Your objective ::
Check each line below for the word "автономным", and copy those that have it.
— start of Records shown —
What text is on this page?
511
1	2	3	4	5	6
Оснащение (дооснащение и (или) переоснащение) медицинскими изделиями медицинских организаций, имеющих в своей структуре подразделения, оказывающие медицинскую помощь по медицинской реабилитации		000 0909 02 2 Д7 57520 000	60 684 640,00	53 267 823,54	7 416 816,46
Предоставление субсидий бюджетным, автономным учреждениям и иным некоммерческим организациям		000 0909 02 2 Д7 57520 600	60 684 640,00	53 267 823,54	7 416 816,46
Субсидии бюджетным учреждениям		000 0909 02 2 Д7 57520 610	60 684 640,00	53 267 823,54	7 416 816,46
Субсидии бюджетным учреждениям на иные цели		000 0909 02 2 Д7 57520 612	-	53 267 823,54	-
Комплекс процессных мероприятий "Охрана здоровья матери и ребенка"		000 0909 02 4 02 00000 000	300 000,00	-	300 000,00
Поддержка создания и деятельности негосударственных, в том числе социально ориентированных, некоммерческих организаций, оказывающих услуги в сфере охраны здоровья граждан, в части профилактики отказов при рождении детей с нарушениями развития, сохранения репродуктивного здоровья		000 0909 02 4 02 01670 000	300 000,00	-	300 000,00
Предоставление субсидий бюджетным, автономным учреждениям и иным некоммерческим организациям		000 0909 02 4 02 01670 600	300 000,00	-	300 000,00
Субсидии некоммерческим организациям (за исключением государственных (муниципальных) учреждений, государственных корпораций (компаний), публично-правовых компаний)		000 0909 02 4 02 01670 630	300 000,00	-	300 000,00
— end of Records shown —
— start of Records shown —
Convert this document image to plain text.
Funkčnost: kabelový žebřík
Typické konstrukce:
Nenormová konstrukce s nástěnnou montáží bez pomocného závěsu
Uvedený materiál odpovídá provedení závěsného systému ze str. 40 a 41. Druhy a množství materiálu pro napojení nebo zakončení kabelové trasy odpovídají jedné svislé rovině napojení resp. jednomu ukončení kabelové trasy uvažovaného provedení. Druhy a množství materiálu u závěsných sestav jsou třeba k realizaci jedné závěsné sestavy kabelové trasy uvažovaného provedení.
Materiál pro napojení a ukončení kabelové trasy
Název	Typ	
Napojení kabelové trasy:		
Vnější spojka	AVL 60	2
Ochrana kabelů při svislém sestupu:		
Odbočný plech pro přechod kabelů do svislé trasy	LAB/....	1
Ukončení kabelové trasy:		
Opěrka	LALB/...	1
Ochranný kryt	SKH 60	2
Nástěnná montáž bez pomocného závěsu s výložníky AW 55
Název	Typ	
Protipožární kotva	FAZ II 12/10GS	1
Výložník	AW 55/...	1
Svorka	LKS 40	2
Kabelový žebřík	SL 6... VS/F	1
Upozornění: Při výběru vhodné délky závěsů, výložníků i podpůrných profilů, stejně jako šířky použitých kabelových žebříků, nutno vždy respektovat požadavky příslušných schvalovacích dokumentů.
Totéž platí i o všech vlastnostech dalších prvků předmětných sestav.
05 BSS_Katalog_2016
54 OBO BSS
— end of Records shown —
Task solution ::
Предоставление субсидий бюджетным, автономным учреждениям и иным некоммерческим организациям		000 0909 02 2 Д7 57520 600	60 684 640,00	53 267 823,54	7 416 816,46
Предоставление субсидий бюджетным, автономным учреждениям и иным некоммерческим организациям		000 0909 02 4 02 01670 600	300 000,00	-	300 000,00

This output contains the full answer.